_Short exercise:_
Lines containing the word "cdot" are to be located and copied.

▶

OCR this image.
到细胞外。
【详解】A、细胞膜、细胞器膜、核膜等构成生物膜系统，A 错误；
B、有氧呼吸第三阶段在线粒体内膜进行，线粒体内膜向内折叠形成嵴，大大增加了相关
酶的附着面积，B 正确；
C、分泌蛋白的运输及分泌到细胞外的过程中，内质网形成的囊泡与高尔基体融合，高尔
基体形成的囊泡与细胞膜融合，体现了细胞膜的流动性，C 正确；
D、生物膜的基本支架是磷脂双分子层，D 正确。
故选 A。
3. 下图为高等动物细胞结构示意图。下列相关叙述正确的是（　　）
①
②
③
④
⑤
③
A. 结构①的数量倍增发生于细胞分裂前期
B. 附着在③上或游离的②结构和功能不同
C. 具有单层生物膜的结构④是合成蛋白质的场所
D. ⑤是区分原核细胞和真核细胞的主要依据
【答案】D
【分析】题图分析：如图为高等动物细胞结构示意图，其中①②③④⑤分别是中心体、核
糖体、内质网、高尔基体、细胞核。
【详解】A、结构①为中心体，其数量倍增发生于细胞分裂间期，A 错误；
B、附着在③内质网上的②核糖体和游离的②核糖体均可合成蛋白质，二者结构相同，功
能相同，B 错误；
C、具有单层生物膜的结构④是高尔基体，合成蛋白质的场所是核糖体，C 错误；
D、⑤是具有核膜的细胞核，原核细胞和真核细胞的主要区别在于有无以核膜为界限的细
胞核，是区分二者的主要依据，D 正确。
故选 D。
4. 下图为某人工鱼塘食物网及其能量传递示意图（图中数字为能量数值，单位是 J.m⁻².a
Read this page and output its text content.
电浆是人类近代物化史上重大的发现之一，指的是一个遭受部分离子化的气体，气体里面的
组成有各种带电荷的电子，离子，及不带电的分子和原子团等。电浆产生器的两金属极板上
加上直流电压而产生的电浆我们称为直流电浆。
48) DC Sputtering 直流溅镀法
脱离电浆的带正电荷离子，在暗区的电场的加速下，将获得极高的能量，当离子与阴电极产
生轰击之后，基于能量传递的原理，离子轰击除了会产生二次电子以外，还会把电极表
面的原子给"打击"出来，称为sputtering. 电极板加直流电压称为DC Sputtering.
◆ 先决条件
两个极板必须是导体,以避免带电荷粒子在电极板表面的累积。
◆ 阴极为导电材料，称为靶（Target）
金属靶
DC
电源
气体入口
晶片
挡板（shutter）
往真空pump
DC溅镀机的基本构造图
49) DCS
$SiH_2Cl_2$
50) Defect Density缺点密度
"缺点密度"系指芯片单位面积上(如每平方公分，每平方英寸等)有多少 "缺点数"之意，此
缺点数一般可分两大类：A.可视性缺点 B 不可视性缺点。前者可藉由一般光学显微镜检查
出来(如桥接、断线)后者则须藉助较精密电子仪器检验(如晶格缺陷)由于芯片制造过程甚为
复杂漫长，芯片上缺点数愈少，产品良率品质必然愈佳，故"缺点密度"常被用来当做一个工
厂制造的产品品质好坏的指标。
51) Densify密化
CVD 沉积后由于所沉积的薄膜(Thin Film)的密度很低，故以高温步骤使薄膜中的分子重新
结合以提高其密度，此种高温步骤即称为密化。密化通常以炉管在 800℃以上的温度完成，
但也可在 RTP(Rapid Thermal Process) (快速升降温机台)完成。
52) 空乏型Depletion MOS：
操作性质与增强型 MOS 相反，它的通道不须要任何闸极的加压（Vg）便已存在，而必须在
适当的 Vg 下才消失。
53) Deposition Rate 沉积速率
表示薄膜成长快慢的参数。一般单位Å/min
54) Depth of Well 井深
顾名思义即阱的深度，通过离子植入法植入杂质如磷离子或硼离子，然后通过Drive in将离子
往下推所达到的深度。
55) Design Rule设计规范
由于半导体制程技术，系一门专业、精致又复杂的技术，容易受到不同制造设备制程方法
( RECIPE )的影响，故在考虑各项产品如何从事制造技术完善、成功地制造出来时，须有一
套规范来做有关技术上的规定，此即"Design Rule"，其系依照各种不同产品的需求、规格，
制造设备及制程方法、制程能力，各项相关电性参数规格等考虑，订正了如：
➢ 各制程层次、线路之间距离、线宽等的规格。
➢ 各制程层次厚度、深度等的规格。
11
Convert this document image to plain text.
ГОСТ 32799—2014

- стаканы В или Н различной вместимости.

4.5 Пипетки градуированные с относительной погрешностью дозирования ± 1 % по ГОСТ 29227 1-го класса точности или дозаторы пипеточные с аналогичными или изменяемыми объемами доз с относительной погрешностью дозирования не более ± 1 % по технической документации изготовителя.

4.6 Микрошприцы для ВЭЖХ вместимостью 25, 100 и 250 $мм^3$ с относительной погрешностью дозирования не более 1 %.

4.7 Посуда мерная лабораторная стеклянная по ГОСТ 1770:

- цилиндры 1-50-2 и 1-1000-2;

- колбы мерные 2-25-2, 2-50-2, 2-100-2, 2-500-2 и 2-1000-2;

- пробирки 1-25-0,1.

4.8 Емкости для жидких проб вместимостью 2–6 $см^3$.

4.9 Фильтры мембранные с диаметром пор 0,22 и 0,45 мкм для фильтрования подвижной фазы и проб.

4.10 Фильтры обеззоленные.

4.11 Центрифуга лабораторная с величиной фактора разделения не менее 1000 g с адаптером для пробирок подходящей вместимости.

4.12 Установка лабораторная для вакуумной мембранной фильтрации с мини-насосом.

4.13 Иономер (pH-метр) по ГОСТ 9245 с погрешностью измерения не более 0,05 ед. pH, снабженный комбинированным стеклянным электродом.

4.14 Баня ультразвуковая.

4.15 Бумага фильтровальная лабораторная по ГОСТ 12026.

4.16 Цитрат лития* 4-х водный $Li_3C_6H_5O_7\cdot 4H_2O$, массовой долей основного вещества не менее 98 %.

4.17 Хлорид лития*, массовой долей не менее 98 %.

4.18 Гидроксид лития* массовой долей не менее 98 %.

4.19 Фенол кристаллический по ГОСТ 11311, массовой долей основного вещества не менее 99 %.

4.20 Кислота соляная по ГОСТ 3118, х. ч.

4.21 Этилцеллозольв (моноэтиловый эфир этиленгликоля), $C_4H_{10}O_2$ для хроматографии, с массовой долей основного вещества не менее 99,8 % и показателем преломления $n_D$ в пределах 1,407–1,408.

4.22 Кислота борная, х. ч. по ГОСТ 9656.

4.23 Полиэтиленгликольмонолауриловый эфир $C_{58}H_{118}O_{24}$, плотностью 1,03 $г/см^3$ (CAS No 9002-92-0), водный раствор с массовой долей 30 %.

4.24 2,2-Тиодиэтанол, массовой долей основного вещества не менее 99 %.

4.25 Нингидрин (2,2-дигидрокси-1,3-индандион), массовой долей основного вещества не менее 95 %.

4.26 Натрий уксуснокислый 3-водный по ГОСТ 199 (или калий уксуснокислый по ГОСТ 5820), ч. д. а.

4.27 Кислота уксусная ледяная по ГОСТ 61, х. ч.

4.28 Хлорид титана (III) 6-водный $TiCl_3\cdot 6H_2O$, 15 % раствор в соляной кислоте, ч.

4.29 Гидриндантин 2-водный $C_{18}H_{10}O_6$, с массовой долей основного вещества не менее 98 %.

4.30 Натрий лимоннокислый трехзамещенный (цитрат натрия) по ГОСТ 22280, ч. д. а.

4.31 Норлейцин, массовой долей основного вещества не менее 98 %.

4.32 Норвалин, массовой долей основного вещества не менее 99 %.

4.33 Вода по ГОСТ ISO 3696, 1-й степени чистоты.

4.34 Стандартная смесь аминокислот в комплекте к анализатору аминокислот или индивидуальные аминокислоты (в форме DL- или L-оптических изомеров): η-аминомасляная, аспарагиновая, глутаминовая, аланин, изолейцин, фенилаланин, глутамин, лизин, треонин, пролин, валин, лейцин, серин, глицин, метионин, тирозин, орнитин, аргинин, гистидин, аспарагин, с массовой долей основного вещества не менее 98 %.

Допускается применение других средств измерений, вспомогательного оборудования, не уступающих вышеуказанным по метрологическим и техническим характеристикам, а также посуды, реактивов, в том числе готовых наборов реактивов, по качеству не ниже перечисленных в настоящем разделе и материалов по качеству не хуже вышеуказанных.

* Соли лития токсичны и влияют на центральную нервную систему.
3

◀

_Written response:_
4.16 Цитрат лития* 4-х водный $Li_3C_6H_5O_7\cdot 4H_2O$, массовой долей основного вещества не менее 98 %.
4.28 Хлорид титана (III) 6-водный $TiCl_3\cdot 6H_2O$, 15 % раствор в соляной кислоте, ч.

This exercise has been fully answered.